[What is expected] Scan the entries below for the word "beheer". Copy each line that has it.

━━━━━━━━━━━━━━━━━━━━

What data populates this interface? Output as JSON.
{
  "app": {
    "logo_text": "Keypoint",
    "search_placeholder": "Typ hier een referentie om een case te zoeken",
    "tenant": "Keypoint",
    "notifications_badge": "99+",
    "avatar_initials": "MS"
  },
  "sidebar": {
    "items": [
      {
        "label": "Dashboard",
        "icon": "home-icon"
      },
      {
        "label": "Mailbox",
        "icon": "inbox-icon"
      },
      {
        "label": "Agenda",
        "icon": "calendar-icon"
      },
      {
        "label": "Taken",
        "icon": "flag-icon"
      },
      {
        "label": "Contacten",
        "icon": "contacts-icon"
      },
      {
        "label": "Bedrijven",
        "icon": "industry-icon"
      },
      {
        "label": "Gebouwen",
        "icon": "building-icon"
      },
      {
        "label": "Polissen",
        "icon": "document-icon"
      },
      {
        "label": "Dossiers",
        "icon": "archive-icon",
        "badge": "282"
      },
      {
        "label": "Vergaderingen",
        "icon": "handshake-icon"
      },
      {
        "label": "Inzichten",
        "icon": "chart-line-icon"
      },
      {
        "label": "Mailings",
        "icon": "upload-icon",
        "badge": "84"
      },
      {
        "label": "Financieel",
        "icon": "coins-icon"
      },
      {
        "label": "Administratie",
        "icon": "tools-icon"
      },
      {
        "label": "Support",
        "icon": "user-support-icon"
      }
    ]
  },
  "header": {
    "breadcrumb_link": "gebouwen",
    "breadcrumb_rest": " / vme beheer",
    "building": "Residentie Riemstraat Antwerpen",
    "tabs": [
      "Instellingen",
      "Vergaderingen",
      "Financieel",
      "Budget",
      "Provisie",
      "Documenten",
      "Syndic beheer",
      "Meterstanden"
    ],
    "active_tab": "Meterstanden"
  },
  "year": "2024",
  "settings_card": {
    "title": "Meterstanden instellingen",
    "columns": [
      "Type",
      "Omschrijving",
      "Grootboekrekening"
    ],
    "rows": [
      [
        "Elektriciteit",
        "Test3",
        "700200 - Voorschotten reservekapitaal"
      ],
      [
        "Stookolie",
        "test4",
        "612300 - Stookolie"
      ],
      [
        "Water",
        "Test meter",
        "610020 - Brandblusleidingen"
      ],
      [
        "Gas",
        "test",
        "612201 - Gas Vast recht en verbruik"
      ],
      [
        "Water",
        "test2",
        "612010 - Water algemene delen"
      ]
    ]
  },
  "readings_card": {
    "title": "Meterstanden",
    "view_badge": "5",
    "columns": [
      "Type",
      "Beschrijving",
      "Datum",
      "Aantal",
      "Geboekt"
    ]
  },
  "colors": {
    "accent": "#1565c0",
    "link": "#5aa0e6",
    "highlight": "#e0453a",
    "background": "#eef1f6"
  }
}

━━━━━━━━━━━━━━━━━━━━

[Correct response]
    "breadcrumb_rest": " / vme beheer",
      "Syndic beheer",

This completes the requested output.